Print out every line, exactly as written.

**Records for this exercise**
▽

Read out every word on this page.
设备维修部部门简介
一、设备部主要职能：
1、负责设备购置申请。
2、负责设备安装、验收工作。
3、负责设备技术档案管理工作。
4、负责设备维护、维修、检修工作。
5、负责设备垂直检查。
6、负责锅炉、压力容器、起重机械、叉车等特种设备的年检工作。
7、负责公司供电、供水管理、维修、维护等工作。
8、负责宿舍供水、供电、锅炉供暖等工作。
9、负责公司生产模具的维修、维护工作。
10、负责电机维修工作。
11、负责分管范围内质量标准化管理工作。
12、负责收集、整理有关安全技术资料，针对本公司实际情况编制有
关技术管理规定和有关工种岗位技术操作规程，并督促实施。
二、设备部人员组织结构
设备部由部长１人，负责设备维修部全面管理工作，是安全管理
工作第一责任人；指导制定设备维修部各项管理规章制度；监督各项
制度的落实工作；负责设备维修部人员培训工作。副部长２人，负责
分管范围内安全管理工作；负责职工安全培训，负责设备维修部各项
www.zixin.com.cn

△

**In response**
Read out every word on this page.
设备维修部部门简介
一、设备部主要职能：
1、负责设备购置申请。
2、负责设备安装、验收工作。
3、负责设备技术档案管理工作。
4、负责设备维护、维修、检修工作。
5、负责设备垂直检查。
6、负责锅炉、压力容器、起重机械、叉车等特种设备的年检工作。
7、负责公司供电、供水管理、维修、维护等工作。
8、负责宿舍供水、供电、锅炉供暖等工作。
9、负责公司生产模具的维修、维护工作。
10、负责电机维修工作。
11、负责分管范围内质量标准化管理工作。
12、负责收集、整理有关安全技术资料，针对本公司实际情况编制有
关技术管理规定和有关工种岗位技术操作规程，并督促实施。
二、设备部人员组织结构
设备部由部长１人，负责设备维修部全面管理工作，是安全管理
工作第一责任人；指导制定设备维修部各项管理规章制度；监督各项
制度的落实工作；负责设备维修部人员培训工作。副部长２人，负责
分管范围内安全管理工作；负责职工安全培训，负责设备维修部各项
www.zixin.com.cn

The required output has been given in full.